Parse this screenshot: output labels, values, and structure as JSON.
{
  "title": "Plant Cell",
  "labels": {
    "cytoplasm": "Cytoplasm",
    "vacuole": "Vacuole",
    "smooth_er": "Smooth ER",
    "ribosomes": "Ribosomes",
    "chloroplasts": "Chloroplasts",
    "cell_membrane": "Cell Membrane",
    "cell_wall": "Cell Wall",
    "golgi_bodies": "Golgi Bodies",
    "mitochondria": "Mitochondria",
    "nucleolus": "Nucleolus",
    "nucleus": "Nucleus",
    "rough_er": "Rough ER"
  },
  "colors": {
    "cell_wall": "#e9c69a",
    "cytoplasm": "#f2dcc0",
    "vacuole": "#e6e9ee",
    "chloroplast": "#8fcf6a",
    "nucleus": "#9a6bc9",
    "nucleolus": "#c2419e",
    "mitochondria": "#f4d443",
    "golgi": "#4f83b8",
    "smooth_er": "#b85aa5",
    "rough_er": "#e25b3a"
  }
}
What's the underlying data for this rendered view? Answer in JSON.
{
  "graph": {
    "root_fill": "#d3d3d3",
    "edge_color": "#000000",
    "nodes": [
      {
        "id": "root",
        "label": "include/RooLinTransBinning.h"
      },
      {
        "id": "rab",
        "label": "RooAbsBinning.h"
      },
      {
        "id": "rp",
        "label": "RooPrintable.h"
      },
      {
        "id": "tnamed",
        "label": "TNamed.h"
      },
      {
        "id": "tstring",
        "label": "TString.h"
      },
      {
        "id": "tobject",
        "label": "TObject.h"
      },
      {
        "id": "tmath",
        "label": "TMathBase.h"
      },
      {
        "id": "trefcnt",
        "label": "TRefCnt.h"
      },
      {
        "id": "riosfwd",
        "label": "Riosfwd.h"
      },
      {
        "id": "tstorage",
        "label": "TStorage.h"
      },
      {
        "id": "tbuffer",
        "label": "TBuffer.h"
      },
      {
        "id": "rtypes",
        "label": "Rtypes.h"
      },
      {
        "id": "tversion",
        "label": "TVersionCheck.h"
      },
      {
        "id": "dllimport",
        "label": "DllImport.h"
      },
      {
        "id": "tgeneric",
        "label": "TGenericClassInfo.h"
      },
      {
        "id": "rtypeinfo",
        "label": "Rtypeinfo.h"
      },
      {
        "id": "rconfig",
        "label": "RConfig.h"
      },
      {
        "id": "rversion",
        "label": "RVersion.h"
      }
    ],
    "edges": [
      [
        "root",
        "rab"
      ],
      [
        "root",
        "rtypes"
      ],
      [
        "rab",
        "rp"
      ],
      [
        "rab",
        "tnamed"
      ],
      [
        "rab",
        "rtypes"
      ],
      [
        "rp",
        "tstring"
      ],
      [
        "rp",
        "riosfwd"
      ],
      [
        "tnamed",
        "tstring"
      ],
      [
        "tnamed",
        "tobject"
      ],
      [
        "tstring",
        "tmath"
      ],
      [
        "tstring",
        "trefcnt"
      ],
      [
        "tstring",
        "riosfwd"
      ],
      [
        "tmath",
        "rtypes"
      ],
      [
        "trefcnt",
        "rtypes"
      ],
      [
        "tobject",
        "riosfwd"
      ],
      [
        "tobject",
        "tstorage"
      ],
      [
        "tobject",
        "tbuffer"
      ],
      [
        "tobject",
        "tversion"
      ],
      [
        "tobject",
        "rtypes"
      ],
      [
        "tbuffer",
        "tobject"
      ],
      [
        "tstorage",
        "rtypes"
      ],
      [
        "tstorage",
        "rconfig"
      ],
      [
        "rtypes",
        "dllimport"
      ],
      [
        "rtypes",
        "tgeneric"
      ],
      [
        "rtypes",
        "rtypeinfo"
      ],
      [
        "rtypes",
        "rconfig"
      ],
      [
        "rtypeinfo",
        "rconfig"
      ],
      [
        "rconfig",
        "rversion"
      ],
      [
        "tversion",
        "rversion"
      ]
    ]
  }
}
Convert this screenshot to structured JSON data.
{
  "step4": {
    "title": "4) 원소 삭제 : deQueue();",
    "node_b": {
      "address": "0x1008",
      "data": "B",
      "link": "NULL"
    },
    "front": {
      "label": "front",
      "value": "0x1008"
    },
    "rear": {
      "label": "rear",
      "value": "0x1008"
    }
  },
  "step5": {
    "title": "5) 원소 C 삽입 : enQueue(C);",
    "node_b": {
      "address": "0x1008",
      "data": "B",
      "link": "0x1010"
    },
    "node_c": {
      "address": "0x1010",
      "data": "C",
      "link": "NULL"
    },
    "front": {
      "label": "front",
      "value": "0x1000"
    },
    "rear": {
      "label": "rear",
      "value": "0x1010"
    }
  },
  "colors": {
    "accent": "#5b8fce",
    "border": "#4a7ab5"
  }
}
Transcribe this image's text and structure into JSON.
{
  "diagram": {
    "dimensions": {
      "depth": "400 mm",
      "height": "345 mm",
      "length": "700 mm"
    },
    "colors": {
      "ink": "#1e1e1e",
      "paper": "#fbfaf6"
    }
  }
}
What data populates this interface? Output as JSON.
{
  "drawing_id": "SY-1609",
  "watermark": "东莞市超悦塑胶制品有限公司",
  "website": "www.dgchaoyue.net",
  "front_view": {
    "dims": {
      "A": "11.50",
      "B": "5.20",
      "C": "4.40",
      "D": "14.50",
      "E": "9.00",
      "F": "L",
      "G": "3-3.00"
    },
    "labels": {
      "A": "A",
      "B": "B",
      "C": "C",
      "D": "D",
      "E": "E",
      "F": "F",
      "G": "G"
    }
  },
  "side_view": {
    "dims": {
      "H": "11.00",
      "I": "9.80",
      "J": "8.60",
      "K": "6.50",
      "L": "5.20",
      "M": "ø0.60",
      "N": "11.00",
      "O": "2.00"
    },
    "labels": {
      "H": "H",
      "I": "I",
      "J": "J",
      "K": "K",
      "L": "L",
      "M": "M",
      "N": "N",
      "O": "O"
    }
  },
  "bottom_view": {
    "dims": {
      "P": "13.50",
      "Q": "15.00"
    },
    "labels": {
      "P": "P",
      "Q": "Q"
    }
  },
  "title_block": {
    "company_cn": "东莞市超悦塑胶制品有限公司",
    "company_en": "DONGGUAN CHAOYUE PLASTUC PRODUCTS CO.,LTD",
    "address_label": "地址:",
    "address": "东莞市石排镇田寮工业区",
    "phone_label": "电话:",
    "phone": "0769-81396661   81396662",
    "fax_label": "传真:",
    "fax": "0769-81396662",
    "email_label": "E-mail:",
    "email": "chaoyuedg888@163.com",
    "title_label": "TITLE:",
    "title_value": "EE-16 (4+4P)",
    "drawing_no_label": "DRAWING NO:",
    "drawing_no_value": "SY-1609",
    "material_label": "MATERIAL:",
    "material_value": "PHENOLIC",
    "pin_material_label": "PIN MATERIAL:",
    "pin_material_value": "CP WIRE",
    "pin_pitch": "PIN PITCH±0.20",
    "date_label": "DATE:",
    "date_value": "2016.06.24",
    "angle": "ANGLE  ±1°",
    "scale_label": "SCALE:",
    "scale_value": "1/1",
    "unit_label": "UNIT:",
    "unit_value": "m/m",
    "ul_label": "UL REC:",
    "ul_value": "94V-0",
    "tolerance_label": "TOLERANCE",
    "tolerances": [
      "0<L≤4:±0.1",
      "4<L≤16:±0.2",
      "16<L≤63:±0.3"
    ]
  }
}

---*---

Given problem = Repeat all of the records above exactly as they appear.

Written response =
Parse this screenshot: output labels, values, and structure as JSON.
{
  "title": "Plant Cell",
  "labels": {
    "cytoplasm": "Cytoplasm",
    "vacuole": "Vacuole",
    "smooth_er": "Smooth ER",
    "ribosomes": "Ribosomes",
    "chloroplasts": "Chloroplasts",
    "cell_membrane": "Cell Membrane",
    "cell_wall": "Cell Wall",
    "golgi_bodies": "Golgi Bodies",
    "mitochondria": "Mitochondria",
    "nucleolus": "Nucleolus",
    "nucleus": "Nucleus",
    "rough_er": "Rough ER"
  },
  "colors": {
    "cell_wall": "#e9c69a",
    "cytoplasm": "#f2dcc0",
    "vacuole": "#e6e9ee",
    "chloroplast": "#8fcf6a",
    "nucleus": "#9a6bc9",
    "nucleolus": "#c2419e",
    "mitochondria": "#f4d443",
    "golgi": "#4f83b8",
    "smooth_er": "#b85aa5",
    "rough_er": "#e25b3a"
  }
}
What's the underlying data for this rendered view? Answer in JSON.
{
  "graph": {
    "root_fill": "#d3d3d3",
    "edge_color": "#000000",
    "nodes": [
      {
        "id": "root",
        "label": "include/RooLinTransBinning.h"
      },
      {
        "id": "rab",
        "label": "RooAbsBinning.h"
      },
      {
        "id": "rp",
        "label": "RooPrintable.h"
      },
      {
        "id": "tnamed",
        "label": "TNamed.h"
      },
      {
        "id": "tstring",
        "label": "TString.h"
      },
      {
        "id": "tobject",
        "label": "TObject.h"
      },
      {
        "id": "tmath",
        "label": "TMathBase.h"
      },
      {
        "id": "trefcnt",
        "label": "TRefCnt.h"
      },
      {
        "id": "riosfwd",
        "label": "Riosfwd.h"
      },
      {
        "id": "tstorage",
        "label": "TStorage.h"
      },
      {
        "id": "tbuffer",
        "label": "TBuffer.h"
      },
      {
        "id": "rtypes",
        "label": "Rtypes.h"
      },
      {
        "id": "tversion",
        "label": "TVersionCheck.h"
      },
      {
        "id": "dllimport",
        "label": "DllImport.h"
      },
      {
        "id": "tgeneric",
        "label": "TGenericClassInfo.h"
      },
      {
        "id": "rtypeinfo",
        "label": "Rtypeinfo.h"
      },
      {
        "id": "rconfig",
        "label": "RConfig.h"
      },
      {
        "id": "rversion",
        "label": "RVersion.h"
      }
    ],
    "edges": [
      [
        "root",
        "rab"
      ],
      [
        "root",
        "rtypes"
      ],
      [
        "rab",
        "rp"
      ],
      [
        "rab",
        "tnamed"
      ],
      [
        "rab",
        "rtypes"
      ],
      [
        "rp",
        "tstring"
      ],
      [
        "rp",
        "riosfwd"
      ],
      [
        "tnamed",
        "tstring"
      ],
      [
        "tnamed",
        "tobject"
      ],
      [
        "tstring",
        "tmath"
      ],
      [
        "tstring",
        "trefcnt"
      ],
      [
        "tstring",
        "riosfwd"
      ],
      [
        "tmath",
        "rtypes"
      ],
      [
        "trefcnt",
        "rtypes"
      ],
      [
        "tobject",
        "riosfwd"
      ],
      [
        "tobject",
        "tstorage"
      ],
      [
        "tobject",
        "tbuffer"
      ],
      [
        "tobject",
        "tversion"
      ],
      [
        "tobject",
        "rtypes"
      ],
      [
        "tbuffer",
        "tobject"
      ],
      [
        "tstorage",
        "rtypes"
      ],
      [
        "tstorage",
        "rconfig"
      ],
      [
        "rtypes",
        "dllimport"
      ],
      [
        "rtypes",
        "tgeneric"
      ],
      [
        "rtypes",
        "rtypeinfo"
      ],
      [
        "rtypes",
        "rconfig"
      ],
      [
        "rtypeinfo",
        "rconfig"
      ],
      [
        "rconfig",
        "rversion"
      ],
      [
        "tversion",
        "rversion"
      ]
    ]
  }
}
Convert this screenshot to structured JSON data.
{
  "step4": {
    "title": "4) 원소 삭제 : deQueue();",
    "node_b": {
      "address": "0x1008",
      "data": "B",
      "link": "NULL"
    },
    "front": {
      "label": "front",
      "value": "0x1008"
    },
    "rear": {
      "label": "rear",
      "value": "0x1008"
    }
  },
  "step5": {
    "title": "5) 원소 C 삽입 : enQueue(C);",
    "node_b": {
      "address": "0x1008",
      "data": "B",
      "link": "0x1010"
    },
    "node_c": {
      "address": "0x1010",
      "data": "C",
      "link": "NULL"
    },
    "front": {
      "label": "front",
      "value": "0x1000"
    },
    "rear": {
      "label": "rear",
      "value": "0x1010"
    }
  },
  "colors": {
    "accent": "#5b8fce",
    "border": "#4a7ab5"
  }
}
Transcribe this image's text and structure into JSON.
{
  "diagram": {
    "dimensions": {
      "depth": "400 mm",
      "height": "345 mm",
      "length": "700 mm"
    },
    "colors": {
      "ink": "#1e1e1e",
      "paper": "#fbfaf6"
    }
  }
}
What data populates this interface? Output as JSON.
{
  "drawing_id": "SY-1609",
  "watermark": "东莞市超悦塑胶制品有限公司",
  "website": "www.dgchaoyue.net",
  "front_view": {
    "dims": {
      "A": "11.50",
      "B": "5.20",
      "C": "4.40",
      "D": "14.50",
      "E": "9.00",
      "F": "L",
      "G": "3-3.00"
    },
    "labels": {
      "A": "A",
      "B": "B",
      "C": "C",
      "D": "D",
      "E": "E",
      "F": "F",
      "G": "G"
    }
  },
  "side_view": {
    "dims": {
      "H": "11.00",
      "I": "9.80",
      "J": "8.60",
      "K": "6.50",
      "L": "5.20",
      "M": "ø0.60",
      "N": "11.00",
      "O": "2.00"
    },
    "labels": {
      "H": "H",
      "I": "I",
      "J": "J",
      "K": "K",
      "L": "L",
      "M": "M",
      "N": "N",
      "O": "O"
    }
  },
  "bottom_view": {
    "dims": {
      "P": "13.50",
      "Q": "15.00"
    },
    "labels": {
      "P": "P",
      "Q": "Q"
    }
  },
  "title_block": {
    "company_cn": "东莞市超悦塑胶制品有限公司",
    "company_en": "DONGGUAN CHAOYUE PLASTUC PRODUCTS CO.,LTD",
    "address_label": "地址:",
    "address": "东莞市石排镇田寮工业区",
    "phone_label": "电话:",
    "phone": "0769-81396661   81396662",
    "fax_label": "传真:",
    "fax": "0769-81396662",
    "email_label": "E-mail:",
    "email": "chaoyuedg888@163.com",
    "title_label": "TITLE:",
    "title_value": "EE-16 (4+4P)",
    "drawing_no_label": "DRAWING NO:",
    "drawing_no_value": "SY-1609",
    "material_label": "MATERIAL:",
    "material_value": "PHENOLIC",
    "pin_material_label": "PIN MATERIAL:",
    "pin_material_value": "CP WIRE",
    "pin_pitch": "PIN PITCH±0.20",
    "date_label": "DATE:",
    "date_value": "2016.06.24",
    "angle": "ANGLE  ±1°",
    "scale_label": "SCALE:",
    "scale_value": "1/1",
    "unit_label": "UNIT:",
    "unit_value": "m/m",
    "ul_label": "UL REC:",
    "ul_value": "94V-0",
    "tolerance_label": "TOLERANCE",
    "tolerances": [
      "0<L≤4:±0.1",
      "4<L≤16:±0.2",
      "16<L≤63:±0.3"
    ]
  }
}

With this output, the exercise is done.